» **Given problem**: List, from the lines below, each one with "structured" in it.

» **Given records**:
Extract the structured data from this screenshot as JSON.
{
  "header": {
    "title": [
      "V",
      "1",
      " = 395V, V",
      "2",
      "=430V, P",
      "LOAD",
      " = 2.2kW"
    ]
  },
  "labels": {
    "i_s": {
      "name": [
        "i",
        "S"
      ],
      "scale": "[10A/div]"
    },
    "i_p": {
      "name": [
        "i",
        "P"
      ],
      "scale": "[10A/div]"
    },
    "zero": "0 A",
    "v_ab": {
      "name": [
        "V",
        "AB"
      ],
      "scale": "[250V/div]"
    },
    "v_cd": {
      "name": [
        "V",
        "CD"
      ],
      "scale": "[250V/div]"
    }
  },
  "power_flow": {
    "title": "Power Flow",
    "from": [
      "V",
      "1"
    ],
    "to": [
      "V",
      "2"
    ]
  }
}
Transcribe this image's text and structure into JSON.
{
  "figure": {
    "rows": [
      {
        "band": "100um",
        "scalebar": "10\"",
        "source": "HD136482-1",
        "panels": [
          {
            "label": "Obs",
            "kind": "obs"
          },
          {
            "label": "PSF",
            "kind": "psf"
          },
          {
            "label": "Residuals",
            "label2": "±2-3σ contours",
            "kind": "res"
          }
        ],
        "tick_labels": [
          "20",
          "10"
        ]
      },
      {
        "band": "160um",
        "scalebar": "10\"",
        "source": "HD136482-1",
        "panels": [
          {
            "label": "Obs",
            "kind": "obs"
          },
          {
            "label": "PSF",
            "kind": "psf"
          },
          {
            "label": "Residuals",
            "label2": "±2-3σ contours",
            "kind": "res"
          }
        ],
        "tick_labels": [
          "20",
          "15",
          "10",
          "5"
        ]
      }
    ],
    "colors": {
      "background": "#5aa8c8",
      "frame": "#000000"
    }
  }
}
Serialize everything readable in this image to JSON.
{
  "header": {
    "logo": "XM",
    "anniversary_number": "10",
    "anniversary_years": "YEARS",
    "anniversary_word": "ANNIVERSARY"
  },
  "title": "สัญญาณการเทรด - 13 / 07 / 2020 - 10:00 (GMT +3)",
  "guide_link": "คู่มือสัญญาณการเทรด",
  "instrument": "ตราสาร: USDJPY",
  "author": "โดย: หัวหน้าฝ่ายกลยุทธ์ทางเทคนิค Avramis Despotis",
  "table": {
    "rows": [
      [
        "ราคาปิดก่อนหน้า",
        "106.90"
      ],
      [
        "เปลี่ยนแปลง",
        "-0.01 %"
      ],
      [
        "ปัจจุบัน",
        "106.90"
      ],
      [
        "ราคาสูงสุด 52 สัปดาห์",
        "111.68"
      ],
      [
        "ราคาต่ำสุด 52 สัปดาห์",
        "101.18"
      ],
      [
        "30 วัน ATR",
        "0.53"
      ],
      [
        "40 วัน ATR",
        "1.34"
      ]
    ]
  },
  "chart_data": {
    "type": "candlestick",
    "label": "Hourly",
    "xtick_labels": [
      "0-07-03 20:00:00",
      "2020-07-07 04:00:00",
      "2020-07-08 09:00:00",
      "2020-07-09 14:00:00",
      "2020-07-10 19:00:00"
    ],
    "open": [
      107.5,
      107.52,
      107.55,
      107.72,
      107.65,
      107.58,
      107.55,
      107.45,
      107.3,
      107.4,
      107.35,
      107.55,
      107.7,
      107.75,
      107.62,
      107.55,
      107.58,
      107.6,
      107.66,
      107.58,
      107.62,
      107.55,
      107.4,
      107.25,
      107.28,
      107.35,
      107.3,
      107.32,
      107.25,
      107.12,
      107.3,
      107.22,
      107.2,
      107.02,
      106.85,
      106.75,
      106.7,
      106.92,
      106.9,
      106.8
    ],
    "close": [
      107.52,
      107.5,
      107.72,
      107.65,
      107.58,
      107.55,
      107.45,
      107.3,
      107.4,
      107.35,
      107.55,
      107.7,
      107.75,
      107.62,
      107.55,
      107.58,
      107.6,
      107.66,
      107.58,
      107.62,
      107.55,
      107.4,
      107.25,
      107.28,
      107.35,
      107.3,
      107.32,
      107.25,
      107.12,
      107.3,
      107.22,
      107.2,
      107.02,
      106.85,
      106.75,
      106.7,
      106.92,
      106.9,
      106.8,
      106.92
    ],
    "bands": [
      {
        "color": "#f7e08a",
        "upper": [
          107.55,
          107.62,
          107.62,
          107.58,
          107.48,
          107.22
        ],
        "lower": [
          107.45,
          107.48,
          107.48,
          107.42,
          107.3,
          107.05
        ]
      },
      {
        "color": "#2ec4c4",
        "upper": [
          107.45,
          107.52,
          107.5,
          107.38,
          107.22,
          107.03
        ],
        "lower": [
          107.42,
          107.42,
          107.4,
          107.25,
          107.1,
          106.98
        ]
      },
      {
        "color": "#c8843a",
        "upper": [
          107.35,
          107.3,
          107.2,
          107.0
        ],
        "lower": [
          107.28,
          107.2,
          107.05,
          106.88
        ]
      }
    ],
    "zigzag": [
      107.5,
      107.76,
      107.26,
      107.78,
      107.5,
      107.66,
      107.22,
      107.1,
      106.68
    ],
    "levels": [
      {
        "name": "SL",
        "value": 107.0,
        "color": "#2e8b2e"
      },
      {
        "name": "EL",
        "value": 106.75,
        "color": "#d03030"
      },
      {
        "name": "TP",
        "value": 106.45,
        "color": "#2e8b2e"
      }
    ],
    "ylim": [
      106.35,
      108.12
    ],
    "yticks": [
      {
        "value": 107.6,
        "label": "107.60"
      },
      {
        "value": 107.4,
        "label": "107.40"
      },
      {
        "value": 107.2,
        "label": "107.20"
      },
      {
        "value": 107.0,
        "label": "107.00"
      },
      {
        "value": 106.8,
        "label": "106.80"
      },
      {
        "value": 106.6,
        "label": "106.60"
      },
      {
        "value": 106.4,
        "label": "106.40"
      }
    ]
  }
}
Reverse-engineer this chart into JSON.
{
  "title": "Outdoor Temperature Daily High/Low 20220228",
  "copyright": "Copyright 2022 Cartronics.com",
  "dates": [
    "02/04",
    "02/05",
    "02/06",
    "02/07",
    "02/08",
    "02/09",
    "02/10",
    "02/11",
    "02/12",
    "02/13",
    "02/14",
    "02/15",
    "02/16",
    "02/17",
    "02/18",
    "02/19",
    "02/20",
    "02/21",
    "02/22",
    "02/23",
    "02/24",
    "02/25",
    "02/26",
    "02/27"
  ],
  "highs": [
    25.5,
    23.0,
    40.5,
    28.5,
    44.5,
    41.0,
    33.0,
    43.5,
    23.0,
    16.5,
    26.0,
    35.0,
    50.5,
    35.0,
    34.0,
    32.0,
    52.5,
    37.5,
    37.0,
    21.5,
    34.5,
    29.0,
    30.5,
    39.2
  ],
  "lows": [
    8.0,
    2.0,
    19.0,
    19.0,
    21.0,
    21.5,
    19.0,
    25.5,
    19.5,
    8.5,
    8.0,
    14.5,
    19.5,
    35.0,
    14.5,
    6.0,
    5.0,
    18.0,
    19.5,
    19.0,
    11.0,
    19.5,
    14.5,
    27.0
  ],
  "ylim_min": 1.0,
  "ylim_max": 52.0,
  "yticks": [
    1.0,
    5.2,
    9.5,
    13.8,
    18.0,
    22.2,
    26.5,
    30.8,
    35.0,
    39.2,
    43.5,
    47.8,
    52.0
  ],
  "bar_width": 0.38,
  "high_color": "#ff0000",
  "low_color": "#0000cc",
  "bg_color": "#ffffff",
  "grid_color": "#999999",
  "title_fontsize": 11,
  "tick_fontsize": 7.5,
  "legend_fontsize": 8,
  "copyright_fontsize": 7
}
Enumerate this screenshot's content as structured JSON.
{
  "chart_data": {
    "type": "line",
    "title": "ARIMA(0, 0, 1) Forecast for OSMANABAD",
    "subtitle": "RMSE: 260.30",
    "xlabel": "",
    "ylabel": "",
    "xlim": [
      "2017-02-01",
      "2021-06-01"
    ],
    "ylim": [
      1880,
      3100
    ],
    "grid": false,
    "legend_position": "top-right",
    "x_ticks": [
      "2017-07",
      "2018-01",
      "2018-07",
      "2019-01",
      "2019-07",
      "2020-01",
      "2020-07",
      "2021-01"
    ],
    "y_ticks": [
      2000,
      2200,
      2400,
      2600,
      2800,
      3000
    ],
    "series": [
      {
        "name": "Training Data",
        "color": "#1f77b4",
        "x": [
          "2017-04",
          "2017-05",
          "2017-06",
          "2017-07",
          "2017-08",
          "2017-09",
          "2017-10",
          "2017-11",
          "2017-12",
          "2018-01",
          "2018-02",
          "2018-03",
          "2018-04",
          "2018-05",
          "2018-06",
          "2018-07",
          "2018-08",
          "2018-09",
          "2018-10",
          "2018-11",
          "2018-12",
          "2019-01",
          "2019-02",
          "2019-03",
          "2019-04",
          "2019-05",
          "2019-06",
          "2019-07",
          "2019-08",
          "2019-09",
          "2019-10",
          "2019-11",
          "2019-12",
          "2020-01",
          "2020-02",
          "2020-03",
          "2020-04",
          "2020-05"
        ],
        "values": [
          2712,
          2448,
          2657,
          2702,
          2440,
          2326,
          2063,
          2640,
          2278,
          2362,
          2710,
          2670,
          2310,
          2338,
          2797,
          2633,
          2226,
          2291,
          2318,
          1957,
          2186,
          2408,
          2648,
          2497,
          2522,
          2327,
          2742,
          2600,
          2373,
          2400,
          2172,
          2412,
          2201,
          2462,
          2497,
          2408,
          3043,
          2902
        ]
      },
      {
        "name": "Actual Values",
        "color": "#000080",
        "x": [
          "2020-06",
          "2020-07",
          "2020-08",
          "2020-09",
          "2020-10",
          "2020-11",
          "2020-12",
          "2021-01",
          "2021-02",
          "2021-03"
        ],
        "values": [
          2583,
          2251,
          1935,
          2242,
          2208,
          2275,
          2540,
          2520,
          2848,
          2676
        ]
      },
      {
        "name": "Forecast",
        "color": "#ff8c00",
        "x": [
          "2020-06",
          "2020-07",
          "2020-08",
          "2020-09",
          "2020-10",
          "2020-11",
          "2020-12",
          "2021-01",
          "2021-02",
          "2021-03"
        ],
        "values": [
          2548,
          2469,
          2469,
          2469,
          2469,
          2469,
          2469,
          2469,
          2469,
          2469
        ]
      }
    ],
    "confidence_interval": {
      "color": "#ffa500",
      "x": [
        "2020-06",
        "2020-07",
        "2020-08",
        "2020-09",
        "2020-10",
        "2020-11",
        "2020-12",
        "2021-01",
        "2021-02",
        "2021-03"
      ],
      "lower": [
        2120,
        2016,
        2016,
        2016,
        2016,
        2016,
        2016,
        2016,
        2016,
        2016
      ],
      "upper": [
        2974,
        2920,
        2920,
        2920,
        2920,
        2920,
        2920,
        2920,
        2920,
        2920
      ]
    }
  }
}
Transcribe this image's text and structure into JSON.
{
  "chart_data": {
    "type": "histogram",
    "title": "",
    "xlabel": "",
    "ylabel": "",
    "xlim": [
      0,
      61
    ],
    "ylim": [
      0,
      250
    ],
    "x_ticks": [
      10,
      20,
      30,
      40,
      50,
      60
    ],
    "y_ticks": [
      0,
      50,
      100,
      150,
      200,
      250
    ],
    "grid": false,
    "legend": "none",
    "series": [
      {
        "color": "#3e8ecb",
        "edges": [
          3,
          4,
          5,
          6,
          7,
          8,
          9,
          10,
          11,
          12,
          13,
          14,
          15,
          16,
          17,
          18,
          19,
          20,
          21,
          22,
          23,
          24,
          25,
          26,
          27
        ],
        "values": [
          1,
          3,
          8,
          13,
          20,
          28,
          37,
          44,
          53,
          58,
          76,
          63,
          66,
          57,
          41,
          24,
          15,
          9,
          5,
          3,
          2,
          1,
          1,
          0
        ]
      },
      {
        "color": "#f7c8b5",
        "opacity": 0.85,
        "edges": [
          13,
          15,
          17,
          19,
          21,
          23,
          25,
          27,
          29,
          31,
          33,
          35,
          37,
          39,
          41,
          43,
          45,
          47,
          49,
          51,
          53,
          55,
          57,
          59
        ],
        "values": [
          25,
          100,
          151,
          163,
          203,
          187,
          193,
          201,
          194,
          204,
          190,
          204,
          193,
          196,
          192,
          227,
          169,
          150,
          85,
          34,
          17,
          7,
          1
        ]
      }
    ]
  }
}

» **Response for this exercise**:
Extract the structured data from this screenshot as JSON.
Enumerate this screenshot's content as structured JSON.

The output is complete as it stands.